* Start Given data *

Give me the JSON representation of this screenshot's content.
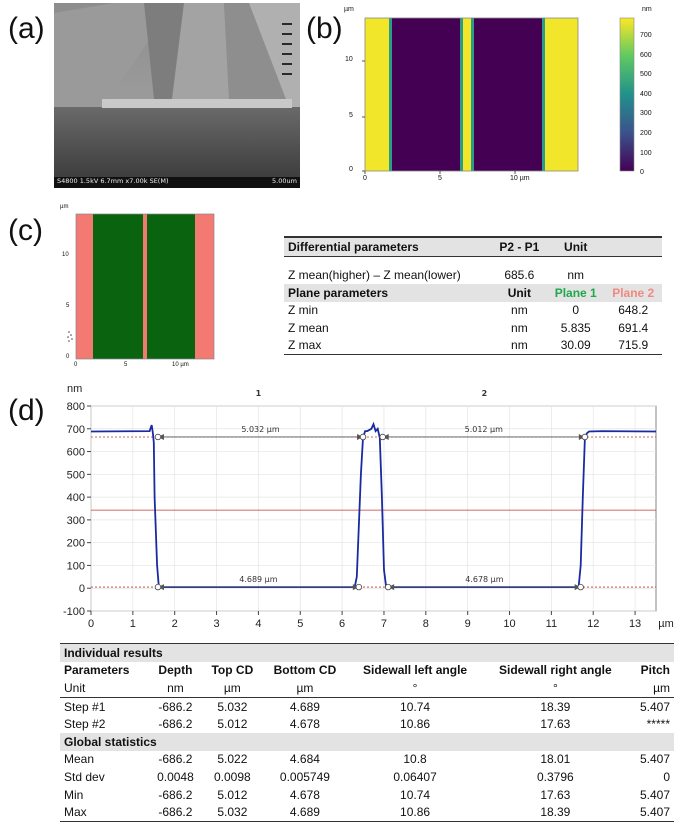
{
  "panel_labels": {
    "a": "(a)",
    "b": "(b)",
    "c": "(c)",
    "d": "(d)"
  },
  "sem": {
    "info": "S4800 1.5kV 6.7mm x7.00k SE(M)",
    "scale": "5.00um"
  },
  "map_b": {
    "yunit": "µm",
    "yticks": [
      "10",
      "5",
      "0"
    ],
    "xticks": [
      "0",
      "5",
      "10 µm"
    ],
    "colorbar_unit": "nm",
    "colorbar_ticks": [
      "700",
      "600",
      "500",
      "400",
      "300",
      "200",
      "100",
      "0"
    ],
    "colors": {
      "high": "#f2e62a",
      "low": "#440154",
      "edge": "#2a9c8a"
    }
  },
  "map_c": {
    "yunit": "µm",
    "yticks": [
      "10",
      "5",
      "0"
    ],
    "xticks": [
      "0",
      "5",
      "10 µm"
    ],
    "colors": {
      "plane1": "#0a640f",
      "plane2": "#f27a72"
    }
  },
  "params": {
    "diff_title": "Differential parameters",
    "diff_col": "P2 - P1",
    "unit_col": "Unit",
    "zmean_label": "Z mean(higher) – Z mean(lower)",
    "zmean_value": "685.6",
    "zmean_unit": "nm",
    "plane_title": "Plane parameters",
    "plane_unit": "Unit",
    "plane1": "Plane 1",
    "plane2": "Plane 2",
    "plane1_color": "#1fa84a",
    "plane2_color": "#f08a80",
    "rows": [
      {
        "label": "Z min",
        "unit": "nm",
        "p1": "0",
        "p2": "648.2"
      },
      {
        "label": "Z mean",
        "unit": "nm",
        "p1": "5.835",
        "p2": "691.4"
      },
      {
        "label": "Z max",
        "unit": "nm",
        "p1": "30.09",
        "p2": "715.9"
      }
    ]
  },
  "chart_data": {
    "type": "line",
    "yunit": "nm",
    "xunit": "µm",
    "xlim": [
      0,
      13.5
    ],
    "ylim": [
      -100,
      800
    ],
    "xticks": [
      0,
      1,
      2,
      3,
      4,
      5,
      6,
      7,
      8,
      9,
      10,
      11,
      12,
      13
    ],
    "yticks": [
      -100,
      0,
      100,
      200,
      300,
      400,
      500,
      600,
      700,
      800
    ],
    "region_labels": [
      {
        "text": "1",
        "x": 4.0
      },
      {
        "text": "2",
        "x": 9.4
      }
    ],
    "profile": {
      "x": [
        0,
        1.4,
        1.45,
        1.48,
        1.5,
        1.52,
        1.58,
        1.62,
        1.7,
        6.3,
        6.35,
        6.45,
        6.5,
        6.55,
        6.6,
        6.7,
        6.75,
        6.8,
        6.85,
        6.9,
        6.95,
        7.0,
        7.05,
        7.1,
        11.65,
        11.7,
        11.75,
        11.8,
        11.85,
        11.9,
        12.2,
        13.5
      ],
      "y": [
        688,
        690,
        716,
        680,
        640,
        400,
        100,
        8,
        5,
        5,
        50,
        500,
        660,
        690,
        690,
        700,
        720,
        690,
        700,
        660,
        400,
        80,
        8,
        5,
        5,
        100,
        400,
        660,
        680,
        688,
        690,
        688
      ]
    },
    "top_cd": [
      {
        "x1": 1.6,
        "x2": 6.5,
        "y": 664,
        "label": "5.032 µm"
      },
      {
        "x1": 6.97,
        "x2": 11.8,
        "y": 664,
        "label": "5.012 µm"
      }
    ],
    "bottom_cd": [
      {
        "x1": 1.6,
        "x2": 6.4,
        "y": 5,
        "label": "4.689 µm"
      },
      {
        "x1": 7.1,
        "x2": 11.7,
        "y": 5,
        "label": "4.678 µm"
      }
    ],
    "ref_lines": [
      664,
      343,
      5
    ],
    "colors": {
      "profile": "#1a2aa0",
      "ref": "#c0392b",
      "cd": "#555555"
    }
  },
  "results": {
    "title": "Individual results",
    "headers": [
      "Parameters",
      "Depth",
      "Top CD",
      "Bottom CD",
      "Sidewall left angle",
      "Sidewall right angle",
      "Pitch"
    ],
    "units": [
      "Unit",
      "nm",
      "µm",
      "µm",
      "°",
      "°",
      "µm"
    ],
    "steps": [
      [
        "Step #1",
        "-686.2",
        "5.032",
        "4.689",
        "10.74",
        "18.39",
        "5.407"
      ],
      [
        "Step #2",
        "-686.2",
        "5.012",
        "4.678",
        "10.86",
        "17.63",
        "*****"
      ]
    ],
    "global_title": "Global statistics",
    "stats": [
      [
        "Mean",
        "-686.2",
        "5.022",
        "4.684",
        "10.8",
        "18.01",
        "5.407"
      ],
      [
        "Std dev",
        "0.0048",
        "0.0098",
        "0.005749",
        "0.06407",
        "0.3796",
        "0"
      ],
      [
        "Min",
        "-686.2",
        "5.012",
        "4.678",
        "10.74",
        "17.63",
        "5.407"
      ],
      [
        "Max",
        "-686.2",
        "5.032",
        "4.689",
        "10.86",
        "18.39",
        "5.407"
      ]
    ]
  }
}
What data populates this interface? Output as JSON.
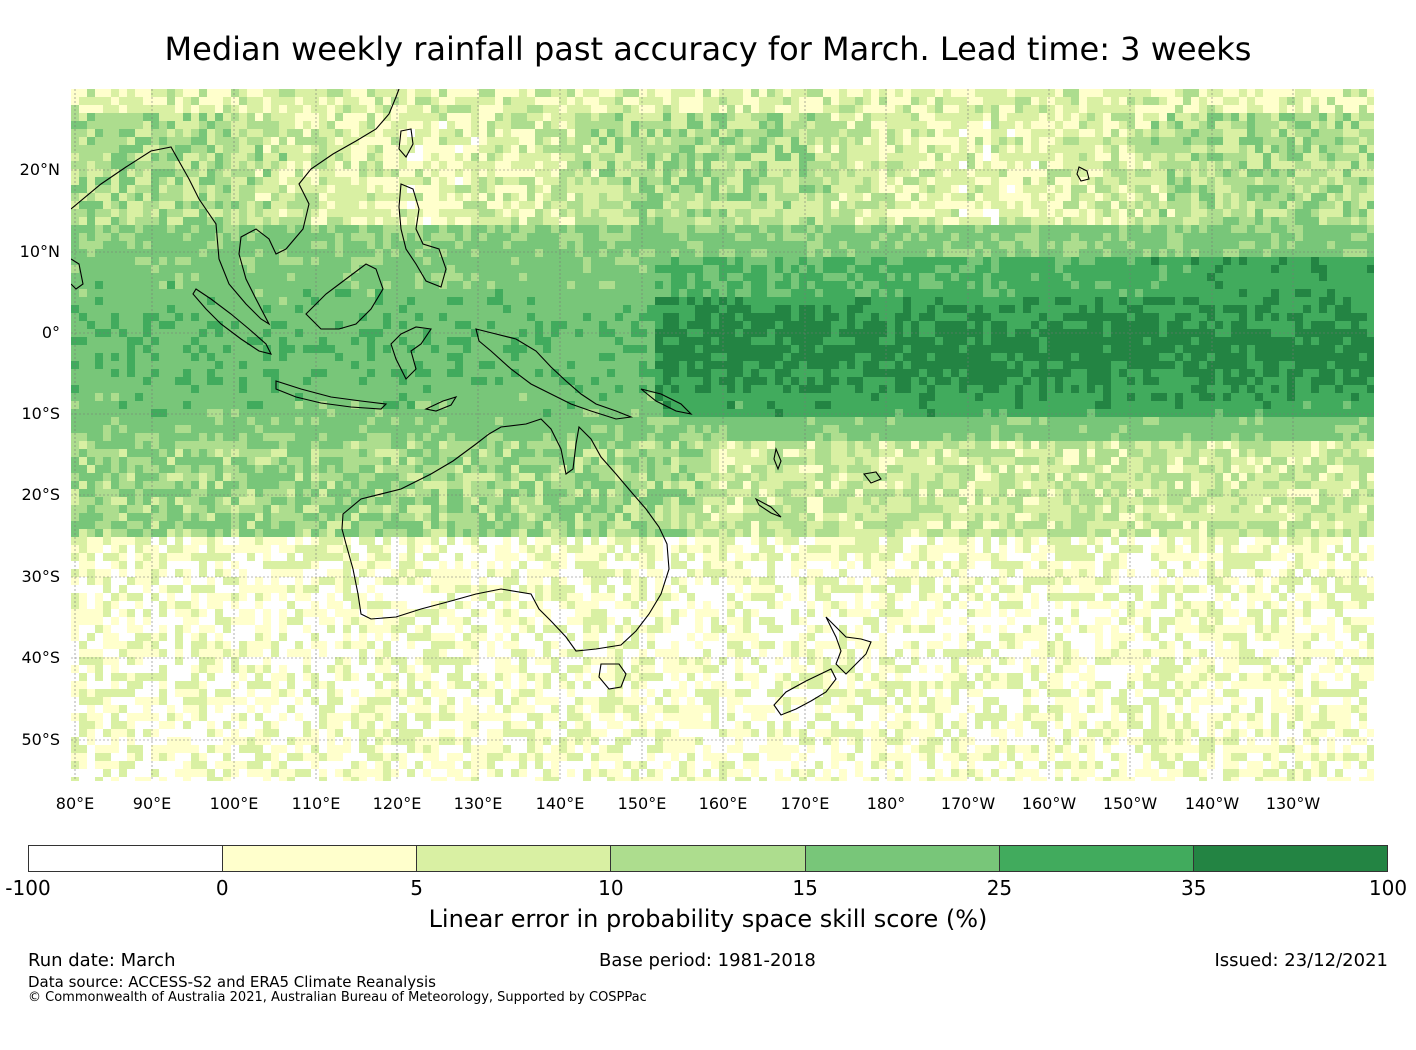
{
  "title": "Median weekly rainfall past accuracy for March. Lead time: 3 weeks",
  "map": {
    "lat_labels": [
      "20°N",
      "10°N",
      "0°",
      "10°S",
      "20°S",
      "30°S",
      "40°S",
      "50°S"
    ],
    "lon_labels": [
      "80°E",
      "90°E",
      "100°E",
      "110°E",
      "120°E",
      "130°E",
      "140°E",
      "150°E",
      "160°E",
      "170°E",
      "180°",
      "170°W",
      "160°W",
      "150°W",
      "140°W",
      "130°W"
    ]
  },
  "colorbar": {
    "label": "Linear error in probability space skill score (%)",
    "ticks": [
      "-100",
      "0",
      "5",
      "10",
      "15",
      "25",
      "35",
      "100"
    ],
    "colors": [
      "#ffffff",
      "#ffffcc",
      "#d9f0a3",
      "#addd8e",
      "#78c679",
      "#41ab5d",
      "#238443"
    ]
  },
  "footer": {
    "run_date": "Run date: March",
    "base_period": "Base period: 1981-2018",
    "issued": "Issued: 23/12/2021",
    "data_source": "Data source: ACCESS-S2 and ERA5 Climate Reanalysis",
    "copyright": "© Commonwealth of Australia 2021, Australian Bureau of Meteorology, Supported by COSPPac"
  }
}
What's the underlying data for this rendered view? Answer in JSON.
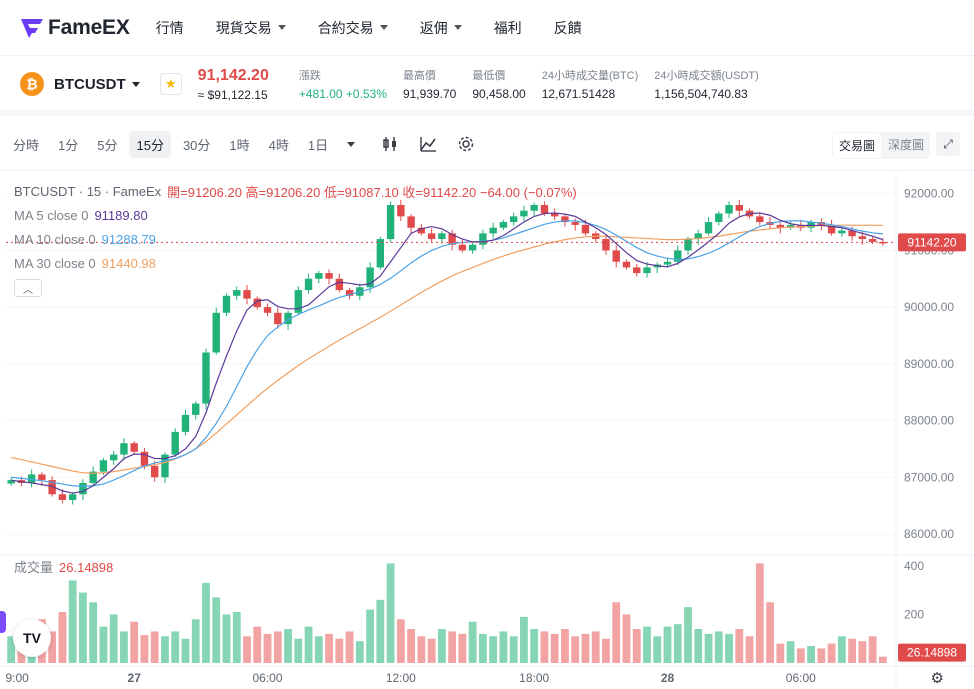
{
  "brand": {
    "name": "FameEX",
    "accent": "#6a3df5"
  },
  "nav": {
    "items": [
      {
        "label": "行情",
        "dropdown": false
      },
      {
        "label": "現貨交易",
        "dropdown": true
      },
      {
        "label": "合約交易",
        "dropdown": true
      },
      {
        "label": "返佣",
        "dropdown": true
      },
      {
        "label": "福利",
        "dropdown": false
      },
      {
        "label": "反饋",
        "dropdown": false
      }
    ]
  },
  "ticker": {
    "pair": "BTCUSDT",
    "coin_icon": "bitcoin-icon",
    "last_price": "91,142.20",
    "usd_price": "≈ $91,122.15",
    "stats": [
      {
        "label": "漲跌",
        "value": "+481.00 +0.53%",
        "up": true
      },
      {
        "label": "最高價",
        "value": "91,939.70"
      },
      {
        "label": "最低價",
        "value": "90,458.00"
      },
      {
        "label": "24小時成交量(BTC)",
        "value": "12,671.51428"
      },
      {
        "label": "24小時成交額(USDT)",
        "value": "1,156,504,740.83"
      }
    ]
  },
  "toolbar": {
    "timeframes": [
      "分時",
      "1分",
      "5分",
      "15分",
      "30分",
      "1時",
      "4時",
      "1日"
    ],
    "active_timeframe": "15分",
    "views": [
      "交易圖",
      "深度圖"
    ],
    "active_view": "交易圖"
  },
  "legend": {
    "title": "BTCUSDT · 15 · FameEx",
    "ohlc": "開=91206.20 高=91206.20 低=91087.10 收=91142.20 −64.00 (−0.07%)",
    "ma": [
      {
        "label": "MA 5 close 0",
        "value": "91189.80",
        "color": "#5b3a9a"
      },
      {
        "label": "MA 10 close 0",
        "value": "91288.79",
        "color": "#4aa3e8"
      },
      {
        "label": "MA 30 close 0",
        "value": "91440.98",
        "color": "#f0a060"
      }
    ],
    "volume_label": "成交量",
    "volume_value": "26.14898"
  },
  "colors": {
    "up": "#21b27a",
    "down": "#e04a4a",
    "vol_up": "#86d6b6",
    "vol_down": "#f2a3a3"
  },
  "chart_data": {
    "type": "candlestick",
    "price_axis_ticks": [
      "92000.00",
      "91000.00",
      "90000.00",
      "89000.00",
      "88000.00",
      "87000.00",
      "86000.00"
    ],
    "volume_axis_ticks": [
      "400",
      "200"
    ],
    "time_axis_ticks": [
      "9:00",
      "27",
      "06:00",
      "12:00",
      "18:00",
      "28",
      "06:00"
    ],
    "current_price_label": "91142.20",
    "current_volume_label": "26.14898",
    "price_range": [
      85700,
      92400
    ],
    "volume_range": [
      0,
      420
    ],
    "close_path": [
      86950,
      86900,
      87050,
      86950,
      86700,
      86600,
      86700,
      86900,
      87100,
      87300,
      87400,
      87600,
      87450,
      87200,
      87000,
      87400,
      87800,
      88100,
      88300,
      89200,
      89900,
      90200,
      90300,
      90150,
      90000,
      89900,
      89700,
      89900,
      90300,
      90500,
      90600,
      90500,
      90300,
      90200,
      90350,
      90700,
      91200,
      91800,
      91600,
      91400,
      91300,
      91200,
      91300,
      91100,
      91000,
      91100,
      91300,
      91400,
      91500,
      91600,
      91700,
      91800,
      91650,
      91600,
      91500,
      91450,
      91300,
      91200,
      91000,
      90800,
      90700,
      90600,
      90700,
      90750,
      90800,
      91000,
      91200,
      91300,
      91500,
      91650,
      91800,
      91700,
      91600,
      91500,
      91450,
      91400,
      91450,
      91400,
      91500,
      91450,
      91300,
      91350,
      91250,
      91200,
      91150,
      91142
    ],
    "ma5": [
      86950,
      86920,
      86900,
      86870,
      86840,
      86760,
      86720,
      86750,
      86850,
      87000,
      87150,
      87330,
      87410,
      87400,
      87330,
      87330,
      87380,
      87500,
      87720,
      88140,
      88660,
      89140,
      89580,
      89950,
      90110,
      90130,
      90010,
      89970,
      89970,
      90040,
      90200,
      90360,
      90440,
      90420,
      90390,
      90410,
      90550,
      90800,
      91050,
      91300,
      91380,
      91420,
      91380,
      91280,
      91200,
      91150,
      91150,
      91180,
      91260,
      91380,
      91500,
      91600,
      91650,
      91660,
      91640,
      91600,
      91500,
      91400,
      91280,
      91120,
      90960,
      90820,
      90760,
      90730,
      90710,
      90770,
      90880,
      91010,
      91150,
      91300,
      91480,
      91590,
      91650,
      91660,
      91620,
      91530,
      91470,
      91440,
      91440,
      91440,
      91420,
      91400,
      91350,
      91300,
      91250,
      91190
    ],
    "ma10": [
      87000,
      86980,
      86960,
      86940,
      86910,
      86880,
      86850,
      86840,
      86850,
      86880,
      86950,
      87030,
      87120,
      87200,
      87250,
      87290,
      87330,
      87400,
      87500,
      87700,
      87950,
      88250,
      88600,
      88950,
      89250,
      89500,
      89650,
      89780,
      89870,
      89950,
      90020,
      90100,
      90170,
      90220,
      90270,
      90320,
      90400,
      90510,
      90640,
      90780,
      90900,
      91000,
      91070,
      91120,
      91140,
      91150,
      91160,
      91180,
      91220,
      91280,
      91340,
      91400,
      91460,
      91500,
      91520,
      91520,
      91490,
      91440,
      91370,
      91270,
      91160,
      91050,
      90960,
      90900,
      90860,
      90840,
      90850,
      90890,
      90950,
      91030,
      91130,
      91240,
      91340,
      91420,
      91480,
      91510,
      91520,
      91520,
      91500,
      91480,
      91450,
      91420,
      91380,
      91340,
      91310,
      91289
    ],
    "ma30": [
      87350,
      87310,
      87270,
      87230,
      87190,
      87150,
      87110,
      87080,
      87070,
      87080,
      87100,
      87130,
      87160,
      87190,
      87220,
      87260,
      87320,
      87400,
      87500,
      87630,
      87780,
      87940,
      88100,
      88260,
      88420,
      88570,
      88710,
      88840,
      88970,
      89090,
      89200,
      89310,
      89420,
      89520,
      89620,
      89720,
      89820,
      89930,
      90040,
      90150,
      90260,
      90360,
      90460,
      90550,
      90630,
      90700,
      90770,
      90840,
      90900,
      90960,
      91010,
      91060,
      91110,
      91150,
      91190,
      91220,
      91240,
      91250,
      91250,
      91240,
      91230,
      91220,
      91210,
      91200,
      91190,
      91190,
      91200,
      91210,
      91230,
      91250,
      91280,
      91310,
      91340,
      91360,
      91380,
      91400,
      91410,
      91420,
      91430,
      91440,
      91440,
      91445,
      91445,
      91443,
      91442,
      91441
    ],
    "volumes": [
      110,
      140,
      95,
      180,
      130,
      210,
      340,
      290,
      250,
      150,
      200,
      130,
      170,
      115,
      130,
      110,
      130,
      100,
      180,
      330,
      270,
      200,
      210,
      110,
      150,
      120,
      130,
      140,
      100,
      150,
      110,
      120,
      100,
      130,
      90,
      220,
      260,
      410,
      180,
      140,
      110,
      100,
      140,
      130,
      120,
      170,
      120,
      110,
      130,
      110,
      190,
      140,
      130,
      120,
      140,
      110,
      120,
      130,
      100,
      250,
      200,
      140,
      150,
      110,
      150,
      160,
      230,
      140,
      120,
      130,
      120,
      140,
      110,
      410,
      250,
      80,
      90,
      60,
      70,
      60,
      80,
      110,
      100,
      90,
      110,
      26
    ]
  }
}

* End Given data *

■ Given exercise
Scan the lines above for "this", then copy every one that has it.

■ Exercise response
Give me the JSON representation of this screenshot's content.
What data populates this interface? Output as JSON.
What's the underlying data for this rendered view? Answer in JSON.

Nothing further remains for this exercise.